Data entries for graphics
________________________

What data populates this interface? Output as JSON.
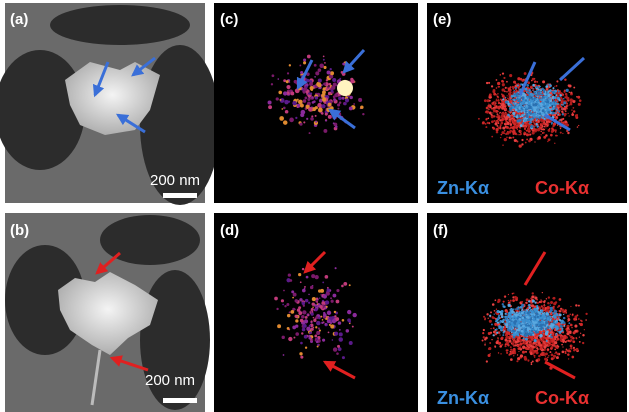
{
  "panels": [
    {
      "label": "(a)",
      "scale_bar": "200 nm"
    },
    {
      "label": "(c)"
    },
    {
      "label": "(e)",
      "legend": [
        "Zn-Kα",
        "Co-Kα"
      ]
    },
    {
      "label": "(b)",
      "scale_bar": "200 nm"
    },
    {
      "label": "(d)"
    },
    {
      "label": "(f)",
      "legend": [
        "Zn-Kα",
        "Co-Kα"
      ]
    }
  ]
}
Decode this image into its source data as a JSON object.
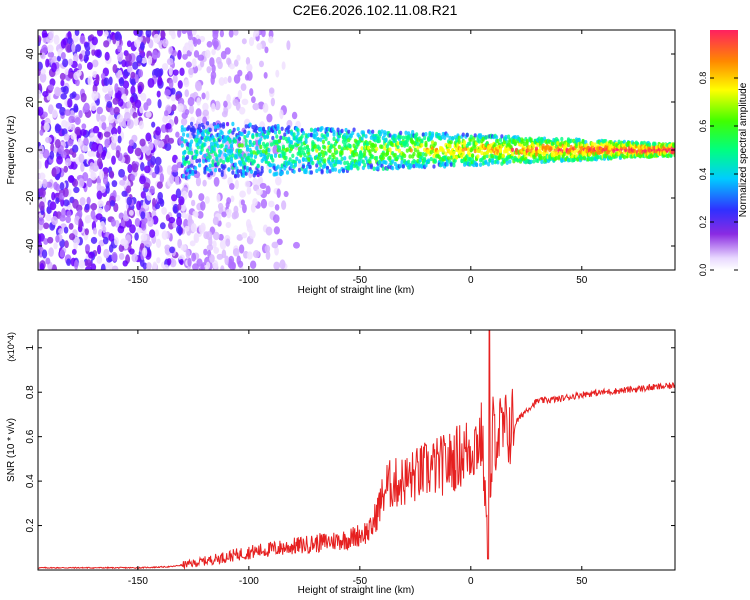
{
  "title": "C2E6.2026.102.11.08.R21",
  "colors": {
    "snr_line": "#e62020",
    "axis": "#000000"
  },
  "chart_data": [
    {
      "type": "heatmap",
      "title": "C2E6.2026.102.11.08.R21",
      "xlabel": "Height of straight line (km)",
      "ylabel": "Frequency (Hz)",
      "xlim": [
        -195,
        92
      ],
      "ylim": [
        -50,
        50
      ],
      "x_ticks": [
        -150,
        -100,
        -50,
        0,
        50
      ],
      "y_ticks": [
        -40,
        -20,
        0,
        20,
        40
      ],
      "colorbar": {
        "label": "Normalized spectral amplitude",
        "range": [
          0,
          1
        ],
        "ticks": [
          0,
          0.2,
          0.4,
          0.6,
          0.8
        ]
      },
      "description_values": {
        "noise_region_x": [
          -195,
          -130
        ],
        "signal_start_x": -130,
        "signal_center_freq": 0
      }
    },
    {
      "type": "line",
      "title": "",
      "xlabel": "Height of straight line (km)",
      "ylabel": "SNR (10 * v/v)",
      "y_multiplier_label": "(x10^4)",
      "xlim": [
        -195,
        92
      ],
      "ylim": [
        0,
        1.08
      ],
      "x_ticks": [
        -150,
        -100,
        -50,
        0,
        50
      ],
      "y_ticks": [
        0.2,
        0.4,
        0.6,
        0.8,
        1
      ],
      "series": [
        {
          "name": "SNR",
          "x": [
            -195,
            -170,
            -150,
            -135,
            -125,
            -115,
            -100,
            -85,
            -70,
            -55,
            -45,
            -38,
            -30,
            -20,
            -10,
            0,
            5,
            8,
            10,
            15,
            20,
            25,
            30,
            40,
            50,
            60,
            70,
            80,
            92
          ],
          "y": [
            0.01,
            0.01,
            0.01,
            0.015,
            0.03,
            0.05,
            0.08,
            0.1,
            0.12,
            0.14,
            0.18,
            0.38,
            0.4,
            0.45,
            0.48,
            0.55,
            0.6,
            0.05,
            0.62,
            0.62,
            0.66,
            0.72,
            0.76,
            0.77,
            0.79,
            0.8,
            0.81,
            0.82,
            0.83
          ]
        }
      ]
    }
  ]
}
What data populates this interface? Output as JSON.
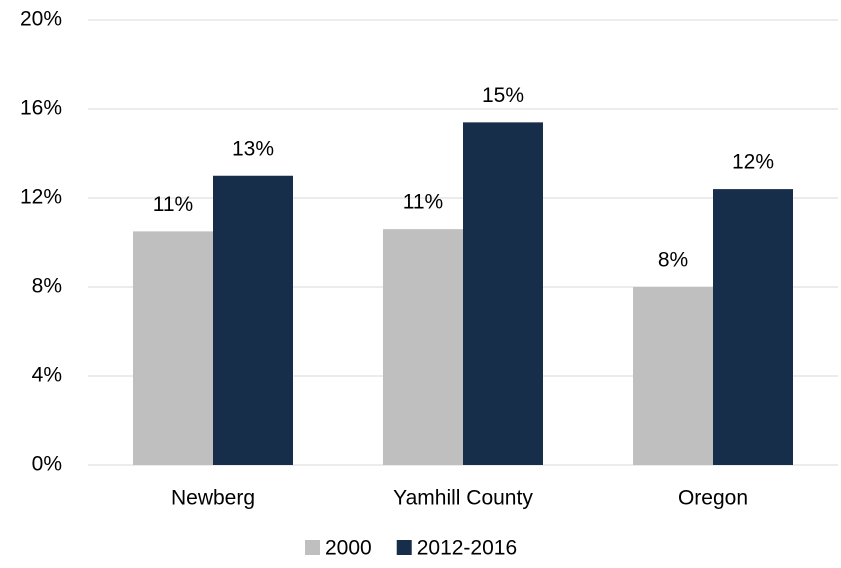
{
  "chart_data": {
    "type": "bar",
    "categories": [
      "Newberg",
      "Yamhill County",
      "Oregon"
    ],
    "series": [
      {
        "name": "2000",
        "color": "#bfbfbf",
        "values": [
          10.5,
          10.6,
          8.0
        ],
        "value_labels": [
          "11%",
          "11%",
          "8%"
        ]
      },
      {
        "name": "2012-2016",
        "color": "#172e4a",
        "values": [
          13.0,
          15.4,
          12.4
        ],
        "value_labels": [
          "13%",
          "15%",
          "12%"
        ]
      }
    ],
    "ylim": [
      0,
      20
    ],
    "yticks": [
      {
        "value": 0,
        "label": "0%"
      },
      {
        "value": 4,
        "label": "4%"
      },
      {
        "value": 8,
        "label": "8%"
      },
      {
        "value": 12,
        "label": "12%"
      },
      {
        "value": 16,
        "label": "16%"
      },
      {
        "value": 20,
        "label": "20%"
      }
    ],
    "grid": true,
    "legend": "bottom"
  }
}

________________________

Give a single number: the count of lines above that include the word "ylabel".

2